__Exercise goal__. Reproduce each line bearing the word "breadcrumb".

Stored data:
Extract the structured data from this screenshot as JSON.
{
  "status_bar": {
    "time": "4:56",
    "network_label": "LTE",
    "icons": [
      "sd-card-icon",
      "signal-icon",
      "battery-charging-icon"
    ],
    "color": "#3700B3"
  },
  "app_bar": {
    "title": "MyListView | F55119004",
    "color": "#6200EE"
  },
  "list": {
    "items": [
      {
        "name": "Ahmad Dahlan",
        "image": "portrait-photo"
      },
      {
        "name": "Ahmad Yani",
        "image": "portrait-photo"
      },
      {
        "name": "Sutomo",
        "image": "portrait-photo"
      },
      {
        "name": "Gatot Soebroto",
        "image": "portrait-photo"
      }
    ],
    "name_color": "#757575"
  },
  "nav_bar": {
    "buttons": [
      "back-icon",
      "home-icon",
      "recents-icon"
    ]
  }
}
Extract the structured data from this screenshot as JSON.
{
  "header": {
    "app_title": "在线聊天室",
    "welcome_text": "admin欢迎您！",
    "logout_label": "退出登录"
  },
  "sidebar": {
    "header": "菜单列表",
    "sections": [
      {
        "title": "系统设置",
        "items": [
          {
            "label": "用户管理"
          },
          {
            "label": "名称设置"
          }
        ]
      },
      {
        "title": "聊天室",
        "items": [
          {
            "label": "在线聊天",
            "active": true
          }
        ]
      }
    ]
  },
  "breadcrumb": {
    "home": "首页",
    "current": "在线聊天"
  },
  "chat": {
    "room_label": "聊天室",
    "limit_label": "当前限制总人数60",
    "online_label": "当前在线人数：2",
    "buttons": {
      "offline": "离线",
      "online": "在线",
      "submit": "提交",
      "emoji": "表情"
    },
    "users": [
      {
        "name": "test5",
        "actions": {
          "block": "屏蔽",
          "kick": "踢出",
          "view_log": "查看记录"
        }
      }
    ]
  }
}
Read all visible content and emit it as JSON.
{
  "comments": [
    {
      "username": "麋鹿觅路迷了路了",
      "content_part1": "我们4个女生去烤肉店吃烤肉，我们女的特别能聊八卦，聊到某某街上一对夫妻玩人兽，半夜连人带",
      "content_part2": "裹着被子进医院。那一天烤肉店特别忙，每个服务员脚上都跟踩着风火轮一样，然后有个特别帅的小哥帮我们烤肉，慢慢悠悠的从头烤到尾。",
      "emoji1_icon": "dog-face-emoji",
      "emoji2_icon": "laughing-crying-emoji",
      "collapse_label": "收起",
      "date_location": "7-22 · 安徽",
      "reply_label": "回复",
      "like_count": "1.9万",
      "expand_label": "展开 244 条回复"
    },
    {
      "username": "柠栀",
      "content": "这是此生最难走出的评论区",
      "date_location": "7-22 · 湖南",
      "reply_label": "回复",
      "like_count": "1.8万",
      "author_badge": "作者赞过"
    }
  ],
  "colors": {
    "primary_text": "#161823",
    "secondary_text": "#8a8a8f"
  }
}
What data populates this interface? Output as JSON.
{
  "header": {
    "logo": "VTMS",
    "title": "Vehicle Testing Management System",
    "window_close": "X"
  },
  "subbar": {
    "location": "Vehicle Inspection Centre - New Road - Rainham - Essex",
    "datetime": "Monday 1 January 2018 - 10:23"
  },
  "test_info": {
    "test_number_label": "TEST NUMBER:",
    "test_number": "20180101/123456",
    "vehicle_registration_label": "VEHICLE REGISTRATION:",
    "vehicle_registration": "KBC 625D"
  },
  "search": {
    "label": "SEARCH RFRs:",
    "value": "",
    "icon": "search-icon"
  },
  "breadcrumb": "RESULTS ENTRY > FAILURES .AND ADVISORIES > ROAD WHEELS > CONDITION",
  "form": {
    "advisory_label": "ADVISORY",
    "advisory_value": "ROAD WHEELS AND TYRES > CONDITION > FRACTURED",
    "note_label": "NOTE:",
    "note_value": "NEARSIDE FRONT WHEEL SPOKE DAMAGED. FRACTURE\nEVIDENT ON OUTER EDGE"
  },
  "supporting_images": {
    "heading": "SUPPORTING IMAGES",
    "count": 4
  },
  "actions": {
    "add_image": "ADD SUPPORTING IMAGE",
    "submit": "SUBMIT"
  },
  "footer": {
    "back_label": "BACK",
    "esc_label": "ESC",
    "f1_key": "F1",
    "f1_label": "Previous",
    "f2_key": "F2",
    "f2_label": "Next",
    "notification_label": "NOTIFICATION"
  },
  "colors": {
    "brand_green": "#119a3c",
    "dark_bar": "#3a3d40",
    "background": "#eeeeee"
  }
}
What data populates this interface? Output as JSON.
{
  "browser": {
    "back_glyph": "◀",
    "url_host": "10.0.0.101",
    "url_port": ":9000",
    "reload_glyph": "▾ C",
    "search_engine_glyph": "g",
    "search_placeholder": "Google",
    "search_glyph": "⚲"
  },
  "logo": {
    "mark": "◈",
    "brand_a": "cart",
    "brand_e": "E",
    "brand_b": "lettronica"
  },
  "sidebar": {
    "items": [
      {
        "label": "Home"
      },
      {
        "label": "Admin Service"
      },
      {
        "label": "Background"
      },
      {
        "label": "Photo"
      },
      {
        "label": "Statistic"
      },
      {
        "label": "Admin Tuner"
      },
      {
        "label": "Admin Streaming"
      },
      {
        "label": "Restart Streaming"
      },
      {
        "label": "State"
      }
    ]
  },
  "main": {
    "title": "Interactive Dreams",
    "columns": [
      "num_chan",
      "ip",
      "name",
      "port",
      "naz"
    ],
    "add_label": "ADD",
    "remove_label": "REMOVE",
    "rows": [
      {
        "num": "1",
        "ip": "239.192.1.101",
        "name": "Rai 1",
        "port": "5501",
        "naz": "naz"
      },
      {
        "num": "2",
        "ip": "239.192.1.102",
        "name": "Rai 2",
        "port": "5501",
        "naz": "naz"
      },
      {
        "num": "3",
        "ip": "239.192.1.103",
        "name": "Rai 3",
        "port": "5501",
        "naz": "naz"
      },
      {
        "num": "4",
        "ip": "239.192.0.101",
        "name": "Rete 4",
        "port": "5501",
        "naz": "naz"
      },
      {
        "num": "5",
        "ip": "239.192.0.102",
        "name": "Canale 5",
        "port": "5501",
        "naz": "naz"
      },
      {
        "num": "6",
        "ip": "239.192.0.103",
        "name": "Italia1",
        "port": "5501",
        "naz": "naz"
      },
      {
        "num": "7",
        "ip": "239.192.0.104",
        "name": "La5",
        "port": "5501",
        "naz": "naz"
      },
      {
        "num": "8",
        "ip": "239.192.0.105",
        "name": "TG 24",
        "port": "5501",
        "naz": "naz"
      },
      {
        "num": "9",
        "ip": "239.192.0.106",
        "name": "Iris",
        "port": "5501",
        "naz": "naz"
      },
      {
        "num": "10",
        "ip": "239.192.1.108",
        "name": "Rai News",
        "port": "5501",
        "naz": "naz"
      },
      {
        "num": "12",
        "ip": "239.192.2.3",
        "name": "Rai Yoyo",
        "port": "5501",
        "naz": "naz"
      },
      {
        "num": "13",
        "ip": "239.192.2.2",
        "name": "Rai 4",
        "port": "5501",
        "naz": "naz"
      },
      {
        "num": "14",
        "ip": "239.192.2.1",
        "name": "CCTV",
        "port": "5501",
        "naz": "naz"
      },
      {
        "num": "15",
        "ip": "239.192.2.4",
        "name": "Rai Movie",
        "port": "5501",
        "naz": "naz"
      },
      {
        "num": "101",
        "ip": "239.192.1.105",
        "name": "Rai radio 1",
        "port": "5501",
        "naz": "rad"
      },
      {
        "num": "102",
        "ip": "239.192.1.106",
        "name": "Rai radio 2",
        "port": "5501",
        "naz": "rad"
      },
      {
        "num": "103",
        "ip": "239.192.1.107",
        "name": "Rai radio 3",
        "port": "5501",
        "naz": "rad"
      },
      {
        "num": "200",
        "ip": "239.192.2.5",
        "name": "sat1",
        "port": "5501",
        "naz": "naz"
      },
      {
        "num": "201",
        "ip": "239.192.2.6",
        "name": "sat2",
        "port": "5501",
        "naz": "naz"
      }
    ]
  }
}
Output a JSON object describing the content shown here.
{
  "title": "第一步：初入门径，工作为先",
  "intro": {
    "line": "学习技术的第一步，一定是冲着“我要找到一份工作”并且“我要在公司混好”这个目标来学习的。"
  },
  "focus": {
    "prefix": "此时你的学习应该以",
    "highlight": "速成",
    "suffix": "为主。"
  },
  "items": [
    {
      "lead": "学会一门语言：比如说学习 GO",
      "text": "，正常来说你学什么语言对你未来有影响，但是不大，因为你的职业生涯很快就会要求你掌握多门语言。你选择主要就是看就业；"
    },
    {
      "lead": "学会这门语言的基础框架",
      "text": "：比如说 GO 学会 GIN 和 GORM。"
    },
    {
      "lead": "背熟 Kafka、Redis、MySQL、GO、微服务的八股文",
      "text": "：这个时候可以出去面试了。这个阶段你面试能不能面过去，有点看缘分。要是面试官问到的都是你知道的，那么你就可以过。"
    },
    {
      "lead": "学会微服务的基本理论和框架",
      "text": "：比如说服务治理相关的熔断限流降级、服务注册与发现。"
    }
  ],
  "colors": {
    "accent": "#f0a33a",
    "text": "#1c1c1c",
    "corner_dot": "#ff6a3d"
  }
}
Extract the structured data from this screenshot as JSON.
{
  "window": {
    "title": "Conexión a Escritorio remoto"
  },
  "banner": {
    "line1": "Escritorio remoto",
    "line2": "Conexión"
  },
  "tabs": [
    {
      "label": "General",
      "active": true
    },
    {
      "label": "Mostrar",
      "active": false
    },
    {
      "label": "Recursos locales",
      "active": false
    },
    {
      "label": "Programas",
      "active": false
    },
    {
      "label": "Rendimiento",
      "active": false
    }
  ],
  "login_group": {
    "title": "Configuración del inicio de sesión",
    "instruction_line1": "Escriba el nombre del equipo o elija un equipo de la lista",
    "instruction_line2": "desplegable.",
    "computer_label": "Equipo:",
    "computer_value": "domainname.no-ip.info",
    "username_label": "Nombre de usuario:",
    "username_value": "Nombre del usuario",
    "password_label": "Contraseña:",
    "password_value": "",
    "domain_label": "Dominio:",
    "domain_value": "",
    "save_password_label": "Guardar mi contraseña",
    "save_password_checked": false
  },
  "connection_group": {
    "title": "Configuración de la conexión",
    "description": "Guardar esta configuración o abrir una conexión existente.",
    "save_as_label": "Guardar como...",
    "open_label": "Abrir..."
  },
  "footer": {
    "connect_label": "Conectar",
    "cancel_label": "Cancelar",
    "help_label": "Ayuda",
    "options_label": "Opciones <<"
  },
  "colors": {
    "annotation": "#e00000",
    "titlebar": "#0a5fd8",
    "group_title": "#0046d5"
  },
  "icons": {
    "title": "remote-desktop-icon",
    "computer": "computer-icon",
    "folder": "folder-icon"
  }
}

__Final result__.
  "breadcrumb": {
  "breadcrumb": "RESULTS ENTRY > FAILURES .AND ADVISORIES > ROAD WHEELS > CONDITION",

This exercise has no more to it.